(Records contained in a dataset)

»»

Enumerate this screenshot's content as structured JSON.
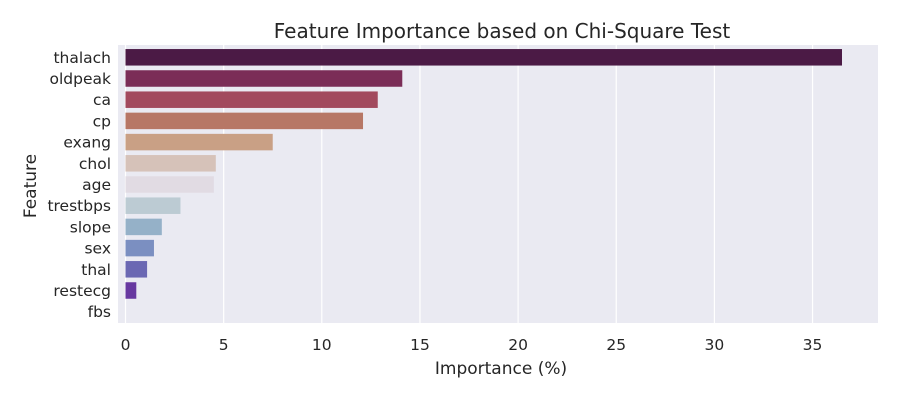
{
  "chart_data": {
    "type": "bar",
    "orientation": "horizontal",
    "title": "Feature Importance based on Chi-Square Test",
    "xlabel": "Importance (%)",
    "ylabel": "Feature",
    "categories": [
      "thalach",
      "oldpeak",
      "ca",
      "cp",
      "exang",
      "chol",
      "age",
      "trestbps",
      "slope",
      "sex",
      "thal",
      "restecg",
      "fbs"
    ],
    "values": [
      36.5,
      14.1,
      12.85,
      12.1,
      7.5,
      4.6,
      4.5,
      2.8,
      1.85,
      1.45,
      1.1,
      0.55,
      0.0
    ],
    "xlim": [
      0,
      38.3
    ],
    "xticks": [
      0,
      5,
      10,
      15,
      20,
      25,
      30,
      35
    ],
    "grid": true,
    "legend": "none",
    "colors": [
      "#4b1a45",
      "#7b2d57",
      "#a24a5e",
      "#b77766",
      "#c9a085",
      "#d6c2b9",
      "#e1dbe3",
      "#bccbd3",
      "#95b1c8",
      "#7b8fc1",
      "#6b68b3",
      "#6738a0",
      "#4a1f7a"
    ],
    "background_color": "#eaeaf2",
    "grid_color": "#ffffff"
  }
}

««

AIM OF THE EXERCISE:
Every record must be copied exactly, with the pictures left out.

FULL OUTPUT:
Enumerate this screenshot's content as structured JSON.
{
  "chart_data": {
    "type": "bar",
    "orientation": "horizontal",
    "title": "Feature Importance based on Chi-Square Test",
    "xlabel": "Importance (%)",
    "ylabel": "Feature",
    "categories": [
      "thalach",
      "oldpeak",
      "ca",
      "cp",
      "exang",
      "chol",
      "age",
      "trestbps",
      "slope",
      "sex",
      "thal",
      "restecg",
      "fbs"
    ],
    "values": [
      36.5,
      14.1,
      12.85,
      12.1,
      7.5,
      4.6,
      4.5,
      2.8,
      1.85,
      1.45,
      1.1,
      0.55,
      0.0
    ],
    "xlim": [
      0,
      38.3
    ],
    "xticks": [
      0,
      5,
      10,
      15,
      20,
      25,
      30,
      35
    ],
    "grid": true,
    "legend": "none",
    "colors": [
      "#4b1a45",
      "#7b2d57",
      "#a24a5e",
      "#b77766",
      "#c9a085",
      "#d6c2b9",
      "#e1dbe3",
      "#bccbd3",
      "#95b1c8",
      "#7b8fc1",
      "#6b68b3",
      "#6738a0",
      "#4a1f7a"
    ],
    "background_color": "#eaeaf2",
    "grid_color": "#ffffff"
  }
}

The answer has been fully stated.